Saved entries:
## begin
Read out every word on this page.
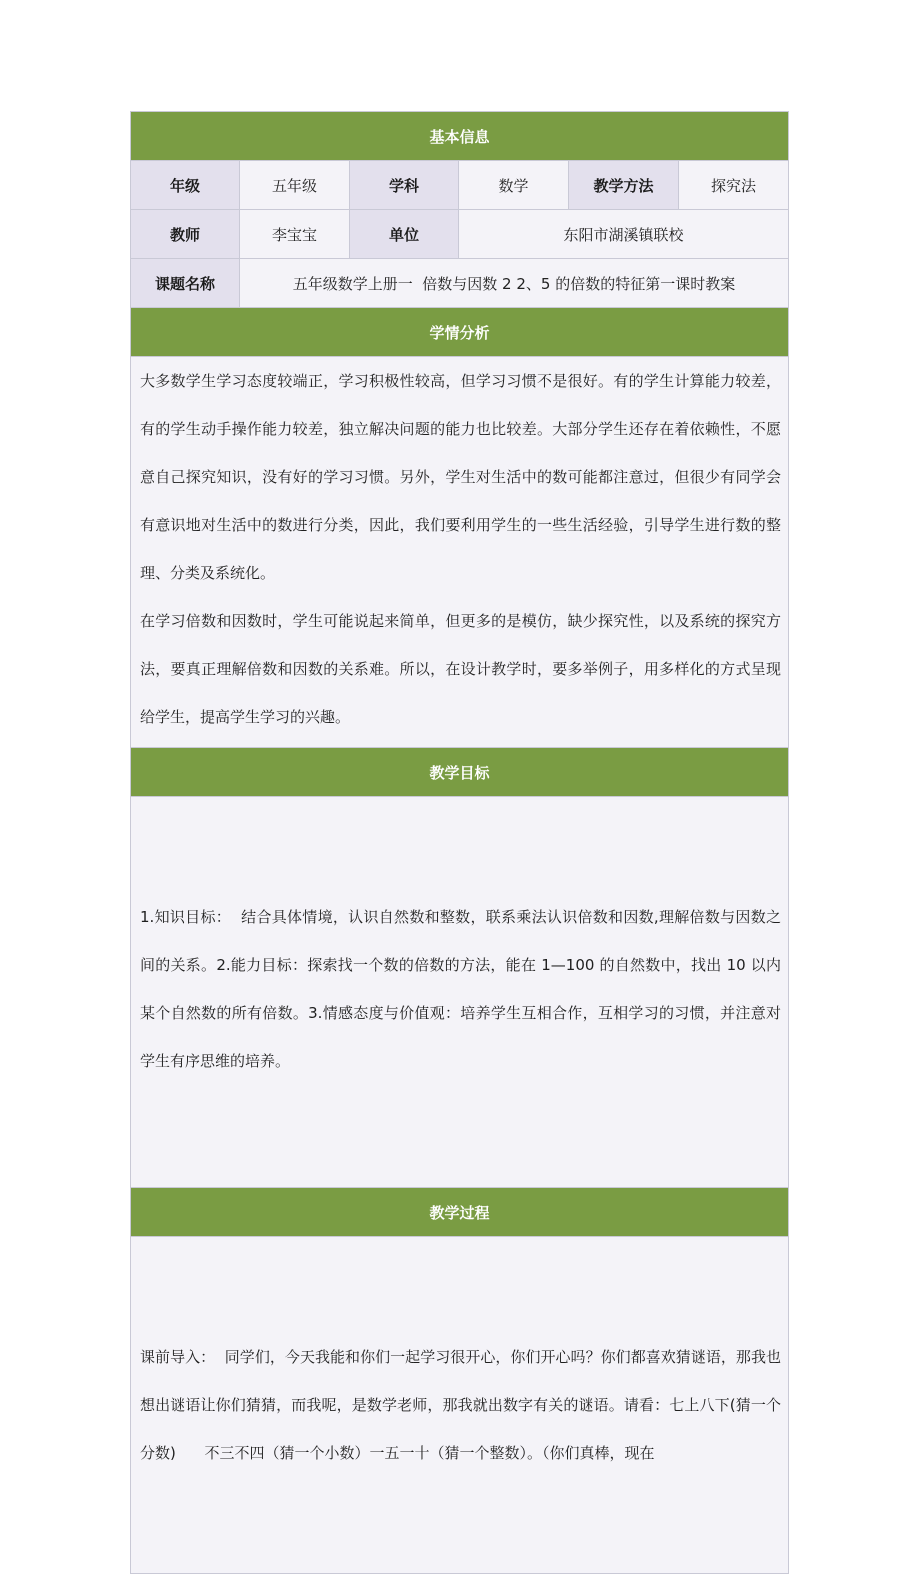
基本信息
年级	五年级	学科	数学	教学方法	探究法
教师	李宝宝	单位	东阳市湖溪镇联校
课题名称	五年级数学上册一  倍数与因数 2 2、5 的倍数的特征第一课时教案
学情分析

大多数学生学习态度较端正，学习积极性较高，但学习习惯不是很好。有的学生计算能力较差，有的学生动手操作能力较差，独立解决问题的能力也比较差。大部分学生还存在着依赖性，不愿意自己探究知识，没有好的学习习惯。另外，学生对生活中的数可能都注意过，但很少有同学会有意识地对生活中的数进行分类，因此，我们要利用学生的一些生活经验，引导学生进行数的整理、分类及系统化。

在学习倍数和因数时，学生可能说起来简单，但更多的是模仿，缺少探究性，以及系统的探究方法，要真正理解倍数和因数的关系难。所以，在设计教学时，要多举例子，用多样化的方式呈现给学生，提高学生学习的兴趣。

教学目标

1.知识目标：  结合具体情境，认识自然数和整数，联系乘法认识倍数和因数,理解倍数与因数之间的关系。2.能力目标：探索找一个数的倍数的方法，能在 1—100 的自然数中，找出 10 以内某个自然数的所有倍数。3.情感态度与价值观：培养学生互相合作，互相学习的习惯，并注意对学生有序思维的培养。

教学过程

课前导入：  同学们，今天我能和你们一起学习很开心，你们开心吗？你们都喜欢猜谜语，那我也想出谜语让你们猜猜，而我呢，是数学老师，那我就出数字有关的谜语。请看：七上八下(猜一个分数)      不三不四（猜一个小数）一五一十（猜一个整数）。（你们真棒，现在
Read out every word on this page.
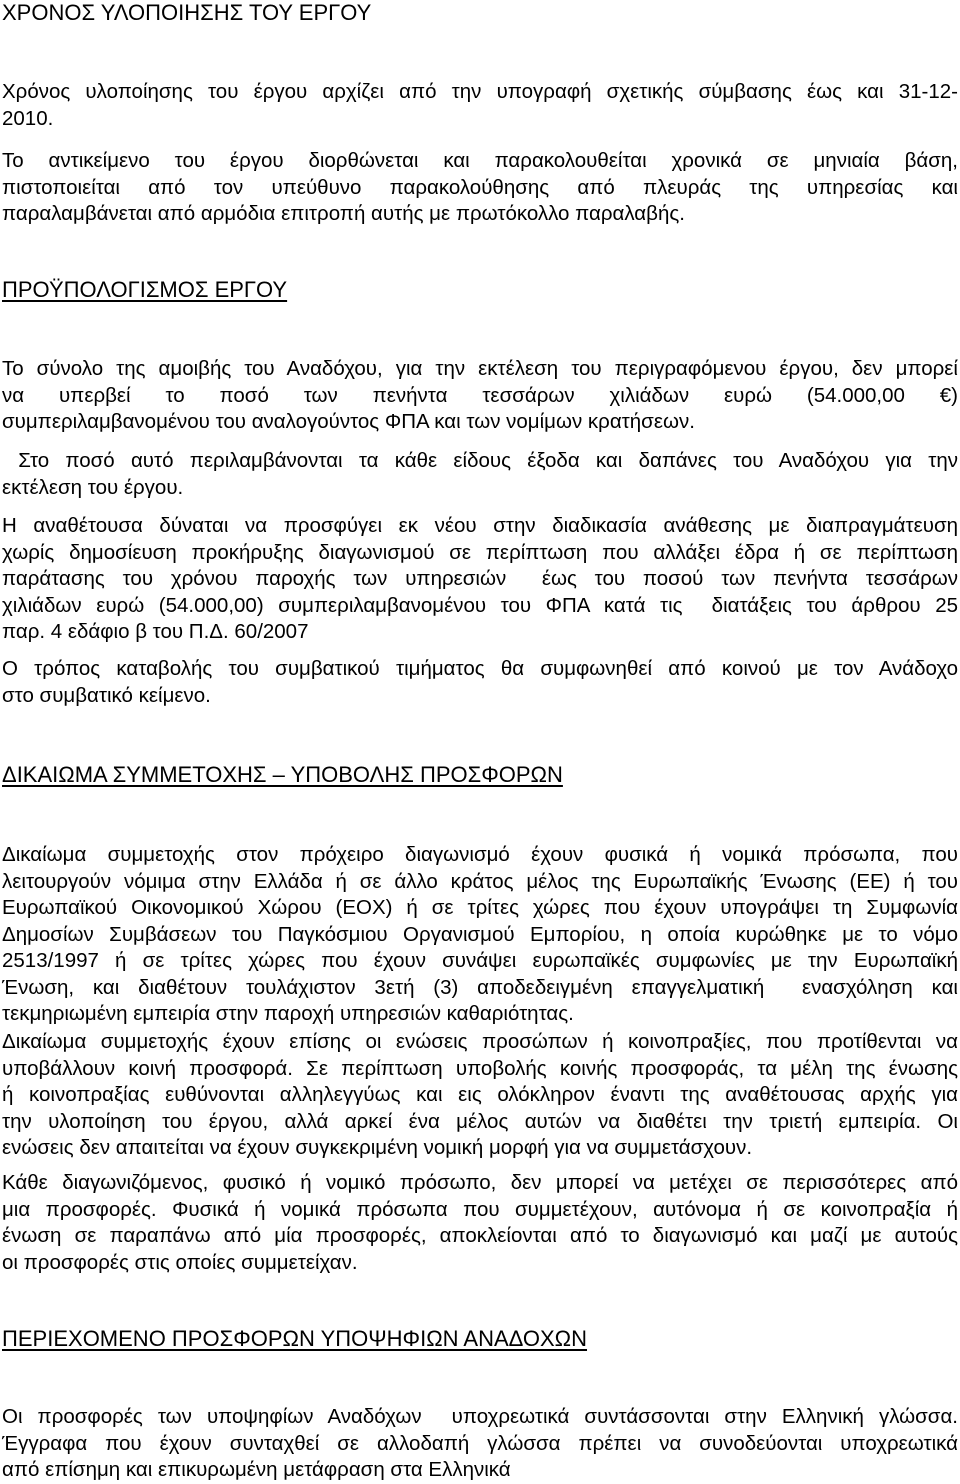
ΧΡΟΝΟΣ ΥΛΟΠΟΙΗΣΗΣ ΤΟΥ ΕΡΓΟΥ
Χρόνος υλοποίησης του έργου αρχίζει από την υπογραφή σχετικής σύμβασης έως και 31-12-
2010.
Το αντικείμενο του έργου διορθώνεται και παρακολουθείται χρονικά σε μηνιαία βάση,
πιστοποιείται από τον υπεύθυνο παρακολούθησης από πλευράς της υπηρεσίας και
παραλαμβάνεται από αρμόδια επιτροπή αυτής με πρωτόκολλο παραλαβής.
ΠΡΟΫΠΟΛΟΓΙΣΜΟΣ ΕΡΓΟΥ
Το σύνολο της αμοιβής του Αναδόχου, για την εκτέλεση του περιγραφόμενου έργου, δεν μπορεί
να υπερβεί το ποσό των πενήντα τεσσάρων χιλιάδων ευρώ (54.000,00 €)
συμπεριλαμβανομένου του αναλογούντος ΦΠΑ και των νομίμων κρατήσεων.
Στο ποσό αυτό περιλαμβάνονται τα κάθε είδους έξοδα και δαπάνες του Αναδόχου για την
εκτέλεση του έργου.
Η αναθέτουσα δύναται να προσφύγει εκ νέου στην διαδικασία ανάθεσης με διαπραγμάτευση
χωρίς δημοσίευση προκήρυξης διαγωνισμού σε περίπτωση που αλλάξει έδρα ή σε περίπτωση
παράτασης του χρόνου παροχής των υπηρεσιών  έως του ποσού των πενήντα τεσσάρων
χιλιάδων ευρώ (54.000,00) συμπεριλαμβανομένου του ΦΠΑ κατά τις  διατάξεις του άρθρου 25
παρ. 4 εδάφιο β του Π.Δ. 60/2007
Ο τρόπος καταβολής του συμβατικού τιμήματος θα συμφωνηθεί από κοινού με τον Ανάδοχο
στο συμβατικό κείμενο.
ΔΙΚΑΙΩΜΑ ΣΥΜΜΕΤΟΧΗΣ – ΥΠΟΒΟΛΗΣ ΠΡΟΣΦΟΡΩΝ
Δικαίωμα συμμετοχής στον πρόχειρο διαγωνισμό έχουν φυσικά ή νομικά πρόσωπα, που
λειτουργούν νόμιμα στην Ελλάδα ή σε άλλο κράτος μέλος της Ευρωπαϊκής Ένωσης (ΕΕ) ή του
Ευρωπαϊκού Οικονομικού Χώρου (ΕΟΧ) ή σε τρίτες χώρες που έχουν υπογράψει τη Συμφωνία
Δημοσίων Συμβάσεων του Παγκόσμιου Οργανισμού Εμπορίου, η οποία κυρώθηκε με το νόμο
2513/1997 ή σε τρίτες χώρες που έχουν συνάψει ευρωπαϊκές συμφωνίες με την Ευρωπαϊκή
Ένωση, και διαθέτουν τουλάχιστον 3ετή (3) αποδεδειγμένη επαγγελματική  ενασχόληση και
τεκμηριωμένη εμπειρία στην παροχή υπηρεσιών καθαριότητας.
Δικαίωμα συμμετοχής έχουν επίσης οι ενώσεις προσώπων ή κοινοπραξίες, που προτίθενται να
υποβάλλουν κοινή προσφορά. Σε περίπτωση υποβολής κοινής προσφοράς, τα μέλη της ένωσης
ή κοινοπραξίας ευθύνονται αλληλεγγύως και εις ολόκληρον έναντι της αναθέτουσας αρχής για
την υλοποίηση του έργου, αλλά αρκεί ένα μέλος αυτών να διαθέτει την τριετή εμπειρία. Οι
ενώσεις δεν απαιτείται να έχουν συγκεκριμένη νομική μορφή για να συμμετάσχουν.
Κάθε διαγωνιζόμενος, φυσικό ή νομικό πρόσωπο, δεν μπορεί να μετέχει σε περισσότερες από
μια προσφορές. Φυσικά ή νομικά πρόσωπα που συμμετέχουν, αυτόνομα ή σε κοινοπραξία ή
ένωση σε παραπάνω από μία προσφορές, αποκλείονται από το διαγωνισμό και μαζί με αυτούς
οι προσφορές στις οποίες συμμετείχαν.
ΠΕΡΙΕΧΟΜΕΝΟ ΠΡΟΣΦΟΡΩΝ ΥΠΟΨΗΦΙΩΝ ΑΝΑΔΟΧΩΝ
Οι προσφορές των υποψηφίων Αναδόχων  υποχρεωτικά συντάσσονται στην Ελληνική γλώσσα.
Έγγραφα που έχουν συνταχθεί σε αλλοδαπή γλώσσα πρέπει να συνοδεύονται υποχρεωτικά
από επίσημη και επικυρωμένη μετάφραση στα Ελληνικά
## end
## begin
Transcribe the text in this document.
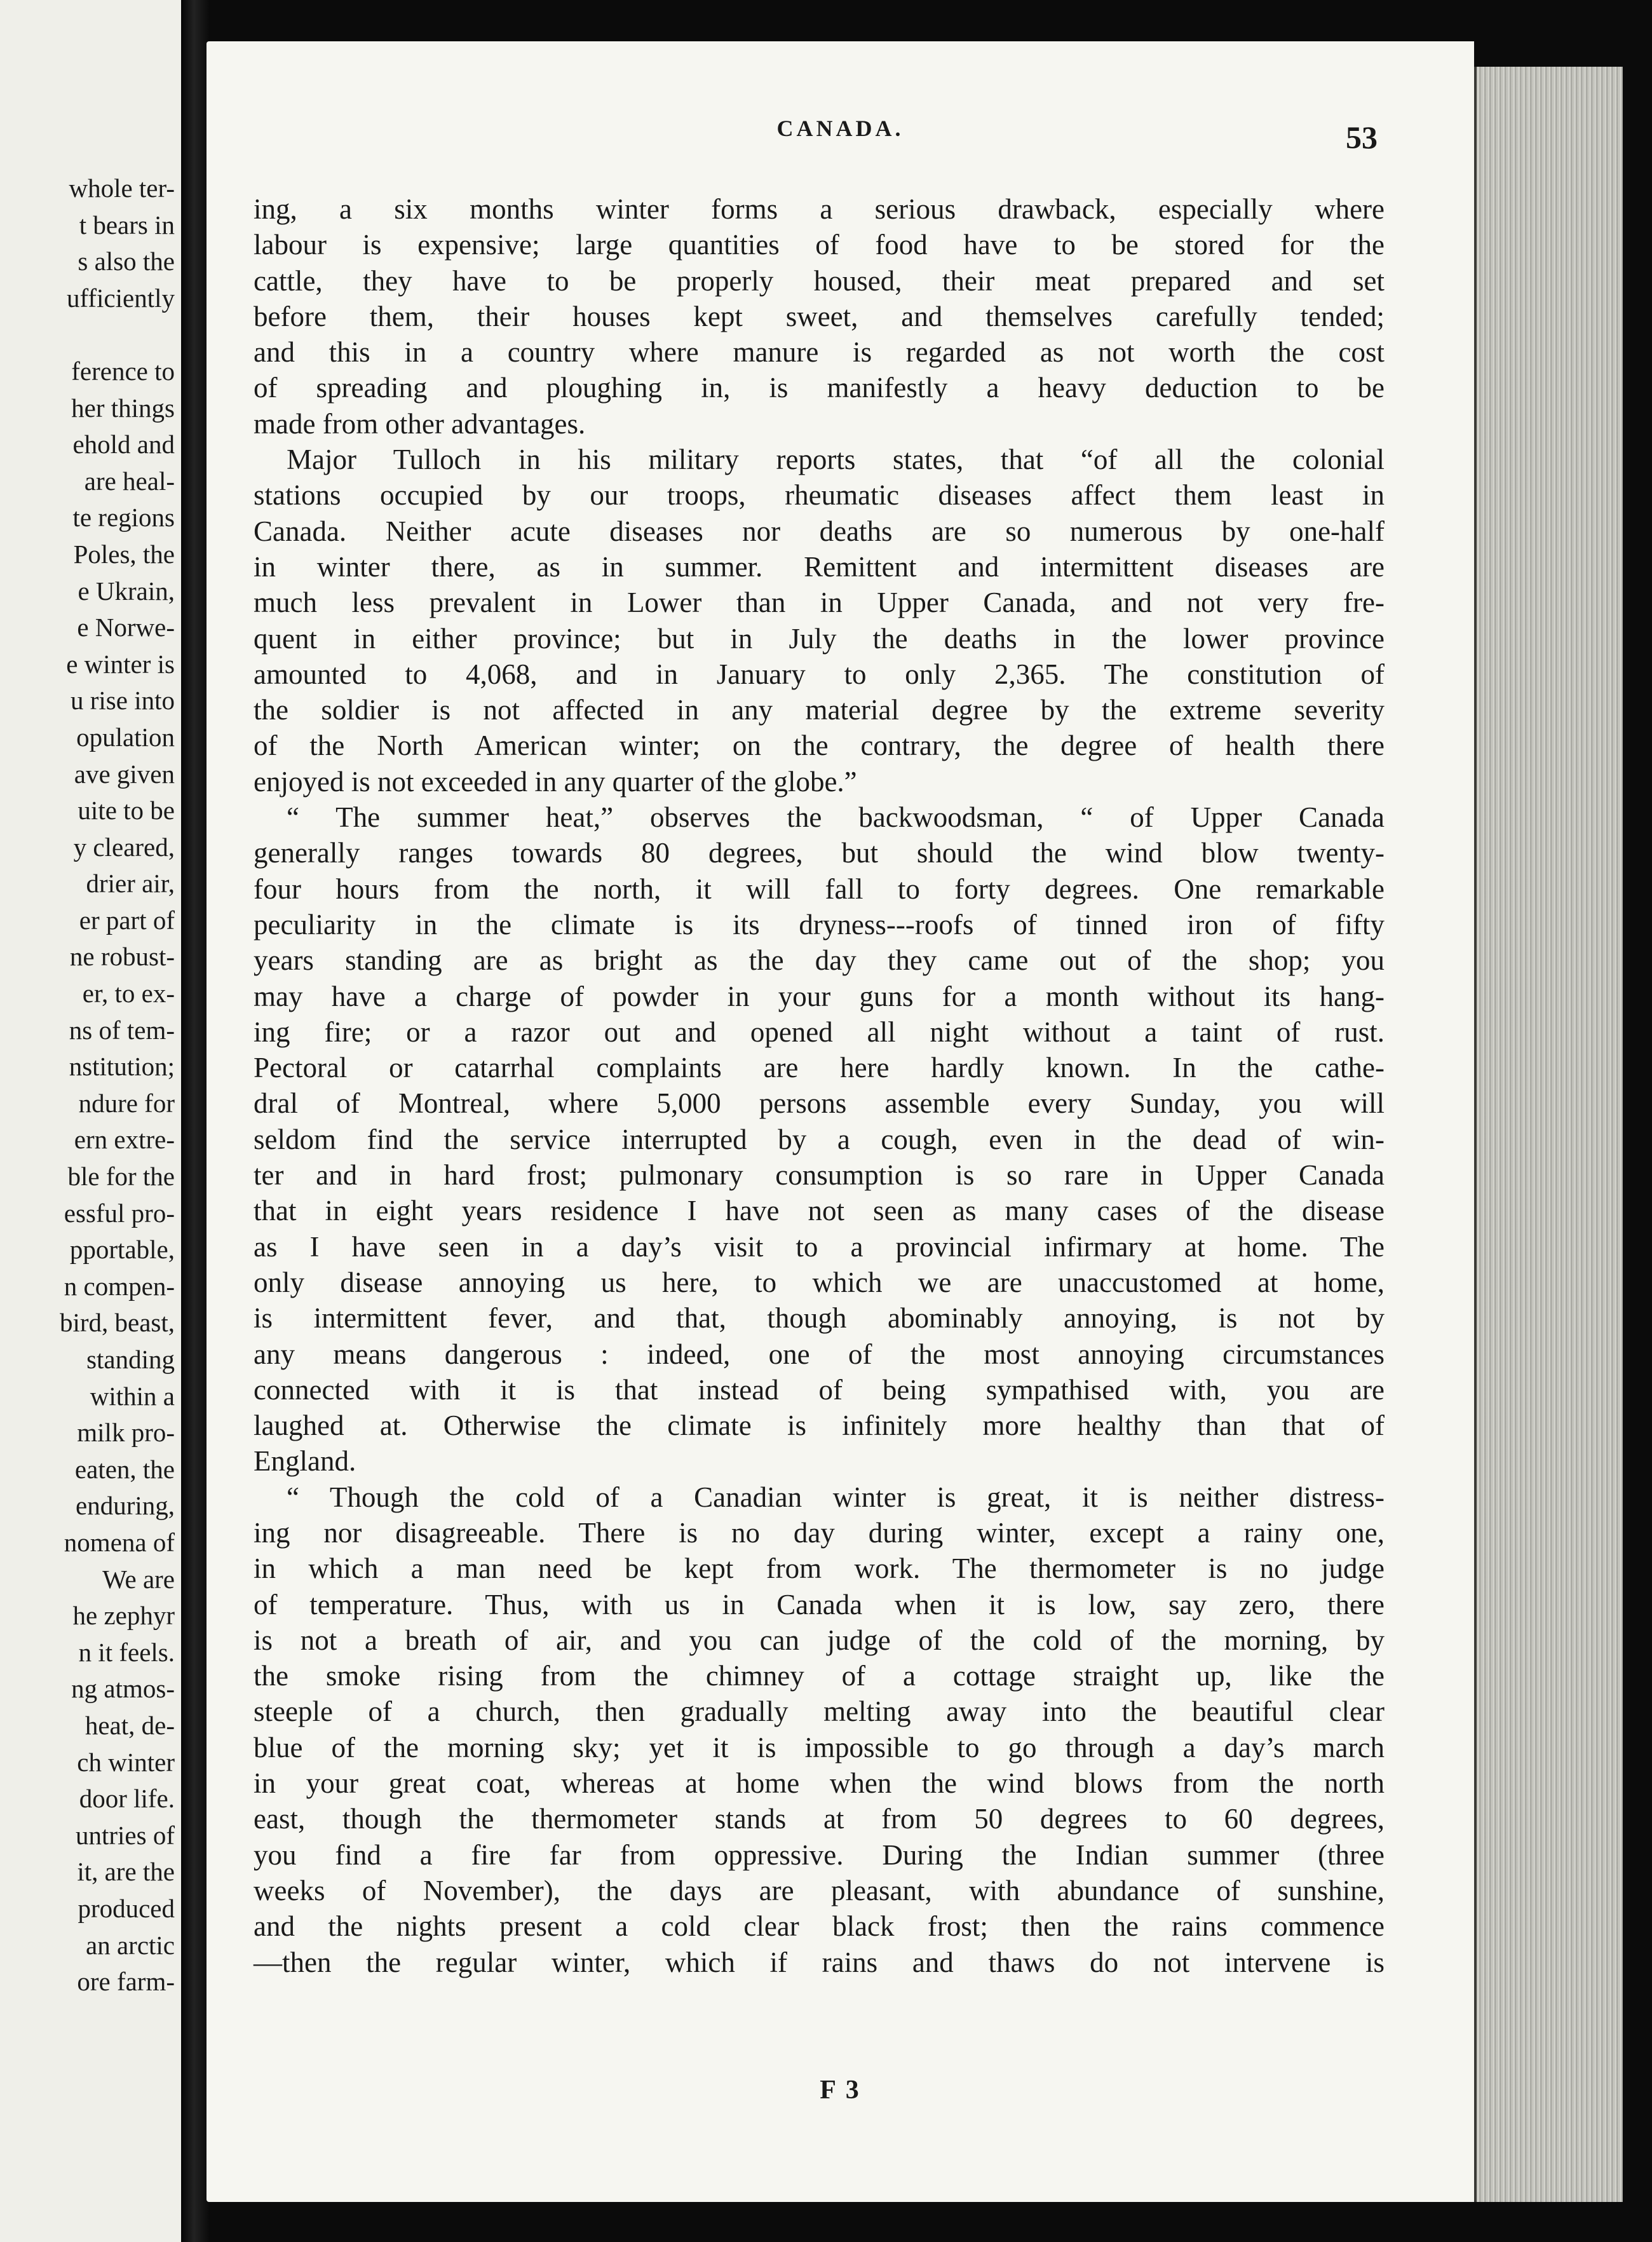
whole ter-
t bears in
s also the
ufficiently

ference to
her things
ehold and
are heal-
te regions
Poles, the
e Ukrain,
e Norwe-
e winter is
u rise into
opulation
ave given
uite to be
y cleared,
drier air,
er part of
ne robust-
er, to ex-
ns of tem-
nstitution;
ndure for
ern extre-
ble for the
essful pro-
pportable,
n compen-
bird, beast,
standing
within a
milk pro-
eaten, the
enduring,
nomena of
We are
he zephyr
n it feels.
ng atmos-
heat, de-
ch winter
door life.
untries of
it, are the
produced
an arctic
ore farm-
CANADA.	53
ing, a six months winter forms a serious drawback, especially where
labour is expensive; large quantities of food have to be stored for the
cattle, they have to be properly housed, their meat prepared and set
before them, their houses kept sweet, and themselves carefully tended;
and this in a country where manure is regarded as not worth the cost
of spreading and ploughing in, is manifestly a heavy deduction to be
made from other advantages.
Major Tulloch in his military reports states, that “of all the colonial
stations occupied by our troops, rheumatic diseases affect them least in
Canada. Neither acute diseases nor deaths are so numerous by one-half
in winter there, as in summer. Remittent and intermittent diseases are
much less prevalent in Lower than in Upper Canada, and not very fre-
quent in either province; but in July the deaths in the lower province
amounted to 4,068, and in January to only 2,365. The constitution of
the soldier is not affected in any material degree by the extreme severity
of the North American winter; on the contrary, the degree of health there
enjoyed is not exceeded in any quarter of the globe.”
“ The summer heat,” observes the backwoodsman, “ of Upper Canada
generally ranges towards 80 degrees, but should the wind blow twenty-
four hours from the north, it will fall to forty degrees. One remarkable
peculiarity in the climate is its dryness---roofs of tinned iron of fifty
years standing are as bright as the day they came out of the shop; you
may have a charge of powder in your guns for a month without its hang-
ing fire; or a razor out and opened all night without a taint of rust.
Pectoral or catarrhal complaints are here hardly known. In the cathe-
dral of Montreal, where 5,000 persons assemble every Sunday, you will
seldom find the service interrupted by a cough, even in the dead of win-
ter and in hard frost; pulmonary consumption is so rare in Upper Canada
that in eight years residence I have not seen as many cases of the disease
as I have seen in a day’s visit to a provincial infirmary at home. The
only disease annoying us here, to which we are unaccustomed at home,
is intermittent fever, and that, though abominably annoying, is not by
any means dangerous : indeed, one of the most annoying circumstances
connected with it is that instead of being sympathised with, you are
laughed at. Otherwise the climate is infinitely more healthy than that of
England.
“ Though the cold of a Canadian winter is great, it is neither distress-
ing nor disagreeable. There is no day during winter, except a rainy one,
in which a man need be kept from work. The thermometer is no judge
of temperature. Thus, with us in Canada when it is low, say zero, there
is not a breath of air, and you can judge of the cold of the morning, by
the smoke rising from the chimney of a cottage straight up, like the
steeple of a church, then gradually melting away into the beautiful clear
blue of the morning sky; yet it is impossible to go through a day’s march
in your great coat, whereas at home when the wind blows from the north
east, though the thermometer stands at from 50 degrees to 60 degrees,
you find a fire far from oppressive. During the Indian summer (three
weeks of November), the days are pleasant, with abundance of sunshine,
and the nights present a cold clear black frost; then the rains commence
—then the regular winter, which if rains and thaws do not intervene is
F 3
## end
Look above for every line with the word "ΠΡΟΣΦΟΡΩΝ" and copy it.

ΔΙΚΑΙΩΜΑ ΣΥΜΜΕΤΟΧΗΣ – ΥΠΟΒΟΛΗΣ ΠΡΟΣΦΟΡΩΝ
ΠΕΡΙΕΧΟΜΕΝΟ ΠΡΟΣΦΟΡΩΝ ΥΠΟΨΗΦΙΩΝ ΑΝΑΔΟΧΩΝ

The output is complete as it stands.